Dataset entries
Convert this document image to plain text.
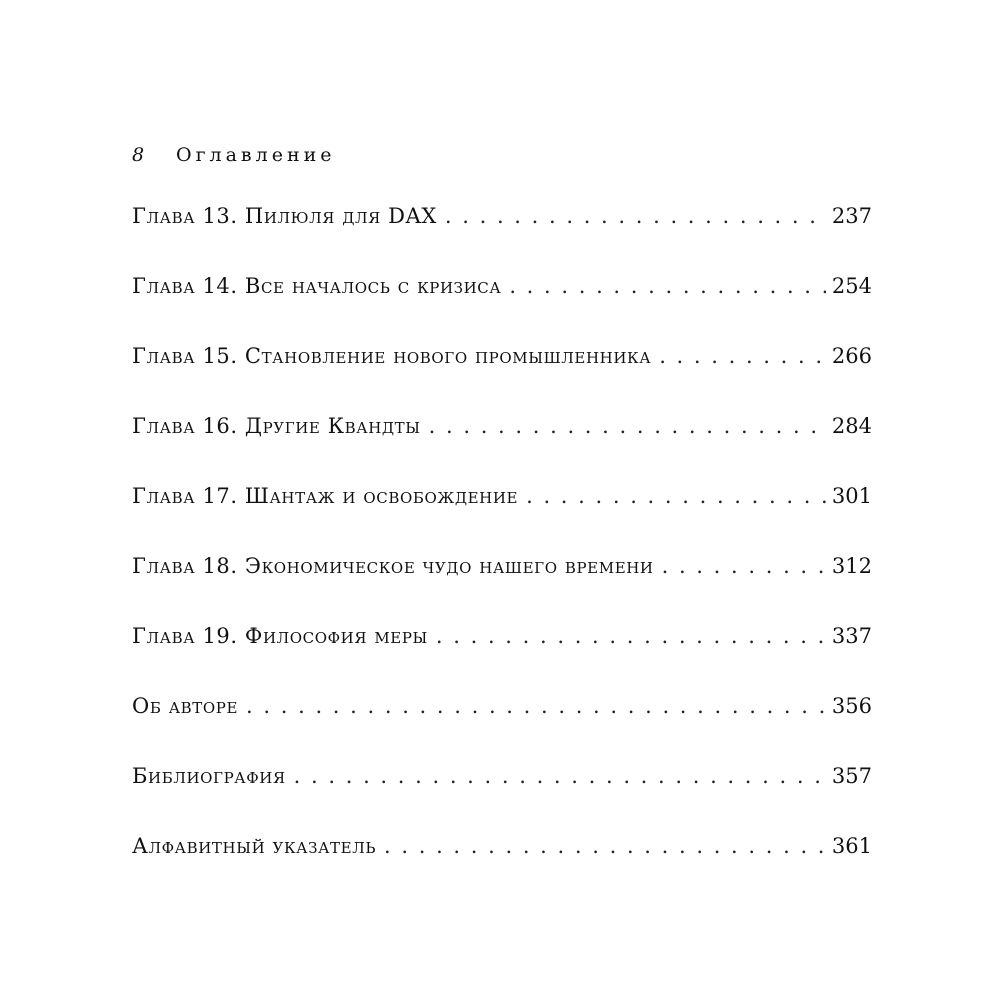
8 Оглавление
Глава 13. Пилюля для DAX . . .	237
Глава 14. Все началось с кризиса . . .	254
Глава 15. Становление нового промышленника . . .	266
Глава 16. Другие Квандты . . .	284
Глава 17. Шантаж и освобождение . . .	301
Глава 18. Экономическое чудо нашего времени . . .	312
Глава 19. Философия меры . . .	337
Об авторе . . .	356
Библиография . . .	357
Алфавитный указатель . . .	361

Job
Leave out the pictures and copy everything else in the records word for word.

Output for this exercise
Convert this document image to plain text.
8 Оглавление
Глава 13. Пилюля для DAX . . .	237
Глава 14. Все началось с кризиса . . .	254
Глава 15. Становление нового промышленника . . .	266
Глава 16. Другие Квандты . . .	284
Глава 17. Шантаж и освобождение . . .	301
Глава 18. Экономическое чудо нашего времени . . .	312
Глава 19. Философия меры . . .	337
Об авторе . . .	356
Библиография . . .	357
Алфавитный указатель . . .	361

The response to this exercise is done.